■ **PROBLEM REQUIREMENTS**
Exactly repeat the material, dropping every picture from the copy.

— Begin ENTRIES SUPPLIED —

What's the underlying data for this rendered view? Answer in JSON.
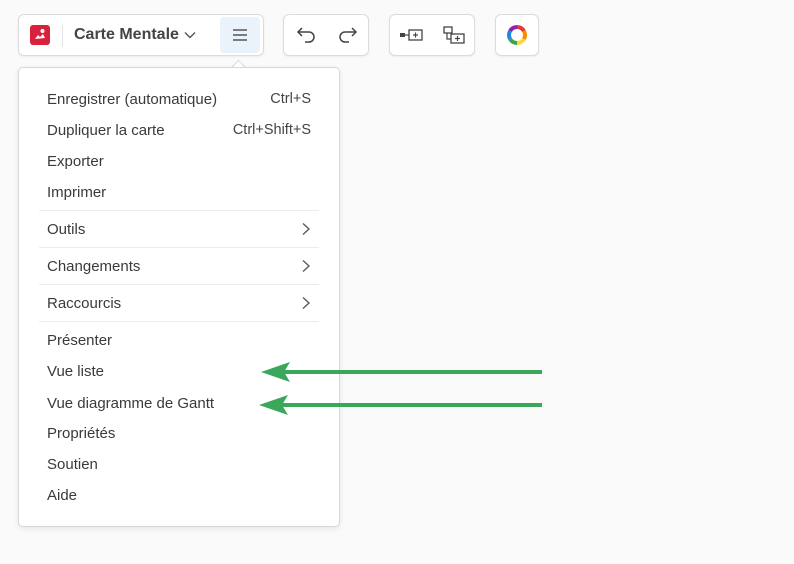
{
  "toolbar": {
    "title": "Carte Mentale",
    "title_dropdown_icon": "chevron-down-icon",
    "menu_icon": "hamburger-menu-icon",
    "undo_icon": "undo-icon",
    "redo_icon": "redo-icon",
    "add_sibling_icon": "add-sibling-node-icon",
    "add_child_icon": "add-child-node-icon",
    "color_icon": "color-wheel-icon",
    "logo_icon": "app-logo-icon"
  },
  "menu": {
    "group1": [
      {
        "label": "Enregistrer (automatique)",
        "shortcut": "Ctrl+S"
      },
      {
        "label": "Dupliquer la carte",
        "shortcut": "Ctrl+Shift+S"
      },
      {
        "label": "Exporter",
        "shortcut": ""
      },
      {
        "label": "Imprimer",
        "shortcut": ""
      }
    ],
    "submenus": [
      {
        "label": "Outils"
      },
      {
        "label": "Changements"
      },
      {
        "label": "Raccourcis"
      }
    ],
    "group3": [
      {
        "label": "Présenter"
      },
      {
        "label": "Vue liste"
      },
      {
        "label": "Vue diagramme de Gantt"
      },
      {
        "label": "Propriétés"
      },
      {
        "label": "Soutien"
      },
      {
        "label": "Aide"
      }
    ]
  },
  "colors": {
    "accent": "#d8213a",
    "arrow": "#3aa75a",
    "menu_active_bg": "#eaf2fb"
  }
}
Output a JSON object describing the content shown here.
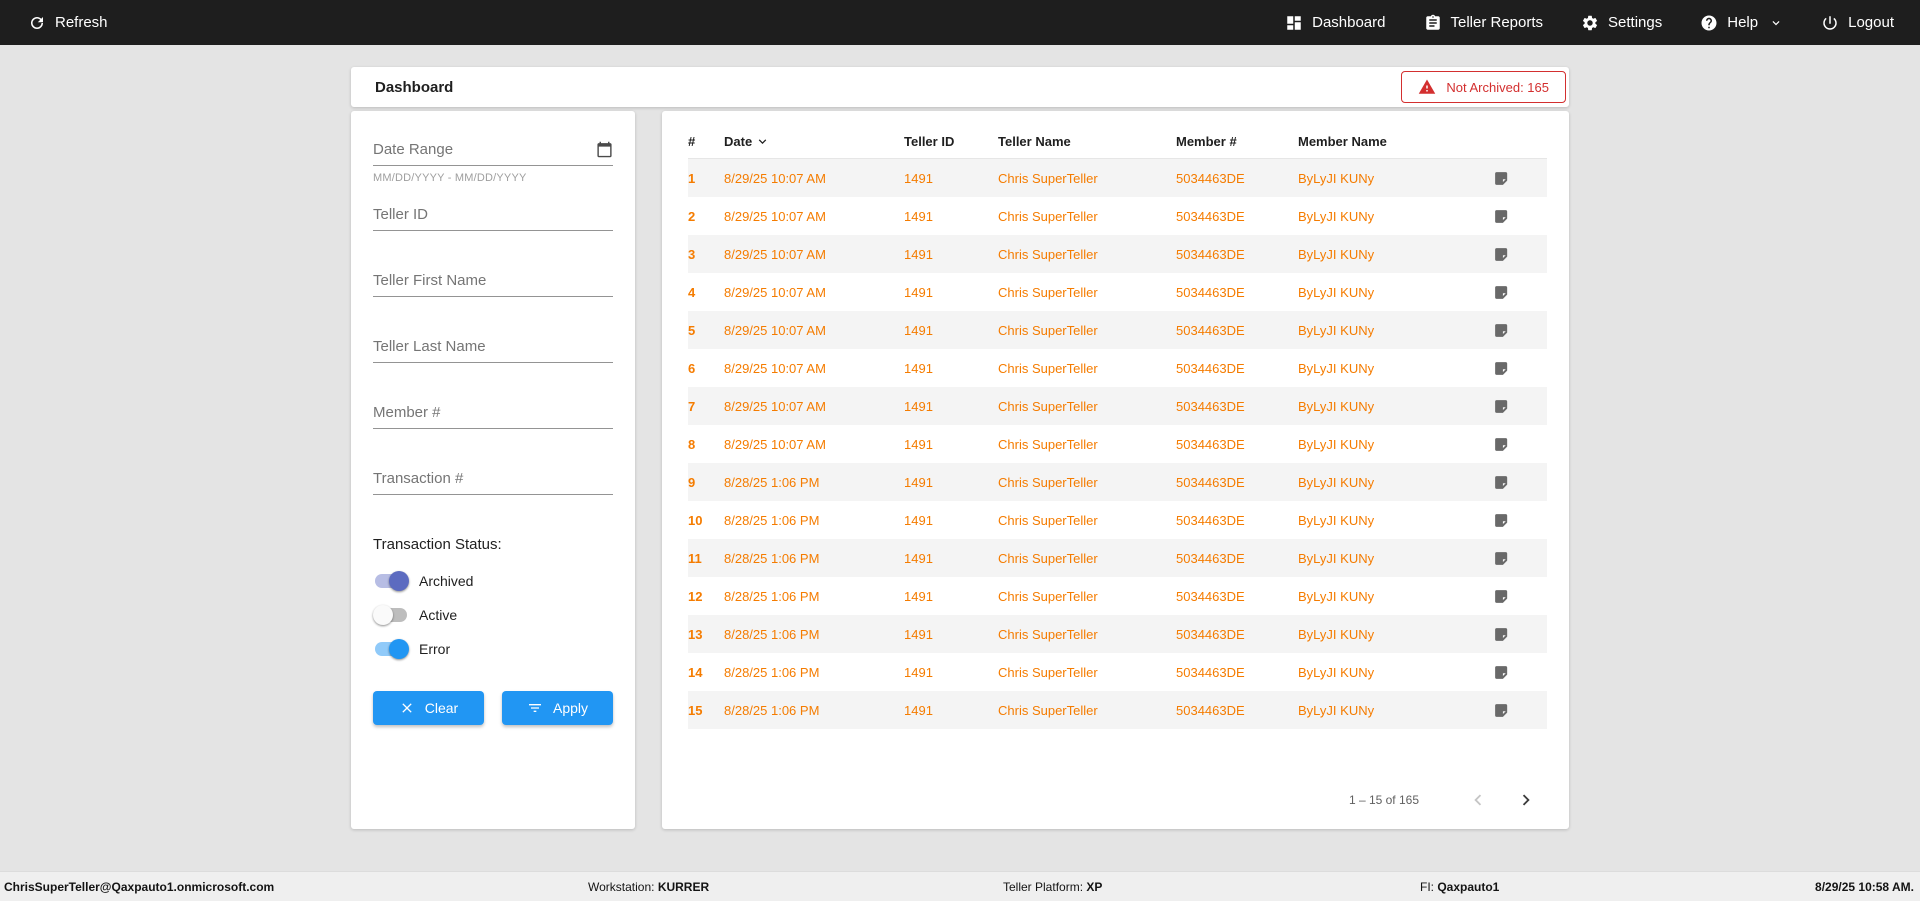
{
  "topbar": {
    "refresh_label": "Refresh",
    "nav": [
      {
        "label": "Dashboard"
      },
      {
        "label": "Teller Reports"
      },
      {
        "label": "Settings"
      },
      {
        "label": "Help"
      },
      {
        "label": "Logout"
      }
    ]
  },
  "header": {
    "title": "Dashboard",
    "not_archived_badge": "Not Archived: 165"
  },
  "filters": {
    "date_range": {
      "label": "Date Range",
      "hint": "MM/DD/YYYY - MM/DD/YYYY"
    },
    "text_fields": [
      {
        "label": "Teller ID"
      },
      {
        "label": "Teller First Name"
      },
      {
        "label": "Teller Last Name"
      },
      {
        "label": "Member #"
      },
      {
        "label": "Transaction #"
      }
    ],
    "status_label": "Transaction Status:",
    "toggles": [
      {
        "label": "Archived",
        "on": true,
        "thumb": "#5C6BC0",
        "track": "#B7BDE4"
      },
      {
        "label": "Active",
        "on": false,
        "thumb": "#FAFAFA",
        "track": "#BDBDBD"
      },
      {
        "label": "Error",
        "on": true,
        "thumb": "#2196F3",
        "track": "#90CAF9"
      }
    ],
    "clear_label": "Clear",
    "apply_label": "Apply"
  },
  "table": {
    "columns": [
      "#",
      "Date",
      "Teller ID",
      "Teller Name",
      "Member #",
      "Member Name"
    ],
    "sorted_column": "Date",
    "rows": [
      {
        "num": "1",
        "date": "8/29/25 10:07 AM",
        "teller_id": "1491",
        "teller_name": "Chris SuperTeller",
        "member": "5034463DE",
        "member_name": "ByLyJI KUNy"
      },
      {
        "num": "2",
        "date": "8/29/25 10:07 AM",
        "teller_id": "1491",
        "teller_name": "Chris SuperTeller",
        "member": "5034463DE",
        "member_name": "ByLyJI KUNy"
      },
      {
        "num": "3",
        "date": "8/29/25 10:07 AM",
        "teller_id": "1491",
        "teller_name": "Chris SuperTeller",
        "member": "5034463DE",
        "member_name": "ByLyJI KUNy"
      },
      {
        "num": "4",
        "date": "8/29/25 10:07 AM",
        "teller_id": "1491",
        "teller_name": "Chris SuperTeller",
        "member": "5034463DE",
        "member_name": "ByLyJI KUNy"
      },
      {
        "num": "5",
        "date": "8/29/25 10:07 AM",
        "teller_id": "1491",
        "teller_name": "Chris SuperTeller",
        "member": "5034463DE",
        "member_name": "ByLyJI KUNy"
      },
      {
        "num": "6",
        "date": "8/29/25 10:07 AM",
        "teller_id": "1491",
        "teller_name": "Chris SuperTeller",
        "member": "5034463DE",
        "member_name": "ByLyJI KUNy"
      },
      {
        "num": "7",
        "date": "8/29/25 10:07 AM",
        "teller_id": "1491",
        "teller_name": "Chris SuperTeller",
        "member": "5034463DE",
        "member_name": "ByLyJI KUNy"
      },
      {
        "num": "8",
        "date": "8/29/25 10:07 AM",
        "teller_id": "1491",
        "teller_name": "Chris SuperTeller",
        "member": "5034463DE",
        "member_name": "ByLyJI KUNy"
      },
      {
        "num": "9",
        "date": "8/28/25 1:06 PM",
        "teller_id": "1491",
        "teller_name": "Chris SuperTeller",
        "member": "5034463DE",
        "member_name": "ByLyJI KUNy"
      },
      {
        "num": "10",
        "date": "8/28/25 1:06 PM",
        "teller_id": "1491",
        "teller_name": "Chris SuperTeller",
        "member": "5034463DE",
        "member_name": "ByLyJI KUNy"
      },
      {
        "num": "11",
        "date": "8/28/25 1:06 PM",
        "teller_id": "1491",
        "teller_name": "Chris SuperTeller",
        "member": "5034463DE",
        "member_name": "ByLyJI KUNy"
      },
      {
        "num": "12",
        "date": "8/28/25 1:06 PM",
        "teller_id": "1491",
        "teller_name": "Chris SuperTeller",
        "member": "5034463DE",
        "member_name": "ByLyJI KUNy"
      },
      {
        "num": "13",
        "date": "8/28/25 1:06 PM",
        "teller_id": "1491",
        "teller_name": "Chris SuperTeller",
        "member": "5034463DE",
        "member_name": "ByLyJI KUNy"
      },
      {
        "num": "14",
        "date": "8/28/25 1:06 PM",
        "teller_id": "1491",
        "teller_name": "Chris SuperTeller",
        "member": "5034463DE",
        "member_name": "ByLyJI KUNy"
      },
      {
        "num": "15",
        "date": "8/28/25 1:06 PM",
        "teller_id": "1491",
        "teller_name": "Chris SuperTeller",
        "member": "5034463DE",
        "member_name": "ByLyJI KUNy"
      }
    ]
  },
  "pagination": {
    "range_label": "1 – 15 of 165"
  },
  "footer": {
    "user": "ChrisSuperTeller@Qaxpauto1.onmicrosoft.com",
    "workstation_label": "Workstation:",
    "workstation_value": "KURRER",
    "platform_label": "Teller Platform:",
    "platform_value": "XP",
    "fi_label": "FI:",
    "fi_value": "Qaxpauto1",
    "datetime": "8/29/25 10:58 AM."
  },
  "colors": {
    "accent_orange": "#F57C00",
    "alert_red": "#D32F2F",
    "button_blue": "#2196F3",
    "topbar_black": "#1E1E1E"
  }
}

— End ENTRIES SUPPLIED —

■ **RESPONSE FOR THIS EXERCISE**
What's the underlying data for this rendered view? Answer in JSON.
{
  "toolbar": {
    "title": "Carte Mentale",
    "title_dropdown_icon": "chevron-down-icon",
    "menu_icon": "hamburger-menu-icon",
    "undo_icon": "undo-icon",
    "redo_icon": "redo-icon",
    "add_sibling_icon": "add-sibling-node-icon",
    "add_child_icon": "add-child-node-icon",
    "color_icon": "color-wheel-icon",
    "logo_icon": "app-logo-icon"
  },
  "menu": {
    "group1": [
      {
        "label": "Enregistrer (automatique)",
        "shortcut": "Ctrl+S"
      },
      {
        "label": "Dupliquer la carte",
        "shortcut": "Ctrl+Shift+S"
      },
      {
        "label": "Exporter",
        "shortcut": ""
      },
      {
        "label": "Imprimer",
        "shortcut": ""
      }
    ],
    "submenus": [
      {
        "label": "Outils"
      },
      {
        "label": "Changements"
      },
      {
        "label": "Raccourcis"
      }
    ],
    "group3": [
      {
        "label": "Présenter"
      },
      {
        "label": "Vue liste"
      },
      {
        "label": "Vue diagramme de Gantt"
      },
      {
        "label": "Propriétés"
      },
      {
        "label": "Soutien"
      },
      {
        "label": "Aide"
      }
    ]
  },
  "colors": {
    "accent": "#d8213a",
    "arrow": "#3aa75a",
    "menu_active_bg": "#eaf2fb"
  }
}
Output a JSON object describing the content shown here.
{
  "topbar": {
    "refresh_label": "Refresh",
    "nav": [
      {
        "label": "Dashboard"
      },
      {
        "label": "Teller Reports"
      },
      {
        "label": "Settings"
      },
      {
        "label": "Help"
      },
      {
        "label": "Logout"
      }
    ]
  },
  "header": {
    "title": "Dashboard",
    "not_archived_badge": "Not Archived: 165"
  },
  "filters": {
    "date_range": {
      "label": "Date Range",
      "hint": "MM/DD/YYYY - MM/DD/YYYY"
    },
    "text_fields": [
      {
        "label": "Teller ID"
      },
      {
        "label": "Teller First Name"
      },
      {
        "label": "Teller Last Name"
      },
      {
        "label": "Member #"
      },
      {
        "label": "Transaction #"
      }
    ],
    "status_label": "Transaction Status:",
    "toggles": [
      {
        "label": "Archived",
        "on": true,
        "thumb": "#5C6BC0",
        "track": "#B7BDE4"
      },
      {
        "label": "Active",
        "on": false,
        "thumb": "#FAFAFA",
        "track": "#BDBDBD"
      },
      {
        "label": "Error",
        "on": true,
        "thumb": "#2196F3",
        "track": "#90CAF9"
      }
    ],
    "clear_label": "Clear",
    "apply_label": "Apply"
  },
  "table": {
    "columns": [
      "#",
      "Date",
      "Teller ID",
      "Teller Name",
      "Member #",
      "Member Name"
    ],
    "sorted_column": "Date",
    "rows": [
      {
        "num": "1",
        "date": "8/29/25 10:07 AM",
        "teller_id": "1491",
        "teller_name": "Chris SuperTeller",
        "member": "5034463DE",
        "member_name": "ByLyJI KUNy"
      },
      {
        "num": "2",
        "date": "8/29/25 10:07 AM",
        "teller_id": "1491",
        "teller_name": "Chris SuperTeller",
        "member": "5034463DE",
        "member_name": "ByLyJI KUNy"
      },
      {
        "num": "3",
        "date": "8/29/25 10:07 AM",
        "teller_id": "1491",
        "teller_name": "Chris SuperTeller",
        "member": "5034463DE",
        "member_name": "ByLyJI KUNy"
      },
      {
        "num": "4",
        "date": "8/29/25 10:07 AM",
        "teller_id": "1491",
        "teller_name": "Chris SuperTeller",
        "member": "5034463DE",
        "member_name": "ByLyJI KUNy"
      },
      {
        "num": "5",
        "date": "8/29/25 10:07 AM",
        "teller_id": "1491",
        "teller_name": "Chris SuperTeller",
        "member": "5034463DE",
        "member_name": "ByLyJI KUNy"
      },
      {
        "num": "6",
        "date": "8/29/25 10:07 AM",
        "teller_id": "1491",
        "teller_name": "Chris SuperTeller",
        "member": "5034463DE",
        "member_name": "ByLyJI KUNy"
      },
      {
        "num": "7",
        "date": "8/29/25 10:07 AM",
        "teller_id": "1491",
        "teller_name": "Chris SuperTeller",
        "member": "5034463DE",
        "member_name": "ByLyJI KUNy"
      },
      {
        "num": "8",
        "date": "8/29/25 10:07 AM",
        "teller_id": "1491",
        "teller_name": "Chris SuperTeller",
        "member": "5034463DE",
        "member_name": "ByLyJI KUNy"
      },
      {
        "num": "9",
        "date": "8/28/25 1:06 PM",
        "teller_id": "1491",
        "teller_name": "Chris SuperTeller",
        "member": "5034463DE",
        "member_name": "ByLyJI KUNy"
      },
      {
        "num": "10",
        "date": "8/28/25 1:06 PM",
        "teller_id": "1491",
        "teller_name": "Chris SuperTeller",
        "member": "5034463DE",
        "member_name": "ByLyJI KUNy"
      },
      {
        "num": "11",
        "date": "8/28/25 1:06 PM",
        "teller_id": "1491",
        "teller_name": "Chris SuperTeller",
        "member": "5034463DE",
        "member_name": "ByLyJI KUNy"
      },
      {
        "num": "12",
        "date": "8/28/25 1:06 PM",
        "teller_id": "1491",
        "teller_name": "Chris SuperTeller",
        "member": "5034463DE",
        "member_name": "ByLyJI KUNy"
      },
      {
        "num": "13",
        "date": "8/28/25 1:06 PM",
        "teller_id": "1491",
        "teller_name": "Chris SuperTeller",
        "member": "5034463DE",
        "member_name": "ByLyJI KUNy"
      },
      {
        "num": "14",
        "date": "8/28/25 1:06 PM",
        "teller_id": "1491",
        "teller_name": "Chris SuperTeller",
        "member": "5034463DE",
        "member_name": "ByLyJI KUNy"
      },
      {
        "num": "15",
        "date": "8/28/25 1:06 PM",
        "teller_id": "1491",
        "teller_name": "Chris SuperTeller",
        "member": "5034463DE",
        "member_name": "ByLyJI KUNy"
      }
    ]
  },
  "pagination": {
    "range_label": "1 – 15 of 165"
  },
  "footer": {
    "user": "ChrisSuperTeller@Qaxpauto1.onmicrosoft.com",
    "workstation_label": "Workstation:",
    "workstation_value": "KURRER",
    "platform_label": "Teller Platform:",
    "platform_value": "XP",
    "fi_label": "FI:",
    "fi_value": "Qaxpauto1",
    "datetime": "8/29/25 10:58 AM."
  },
  "colors": {
    "accent_orange": "#F57C00",
    "alert_red": "#D32F2F",
    "button_blue": "#2196F3",
    "topbar_black": "#1E1E1E"
  }
}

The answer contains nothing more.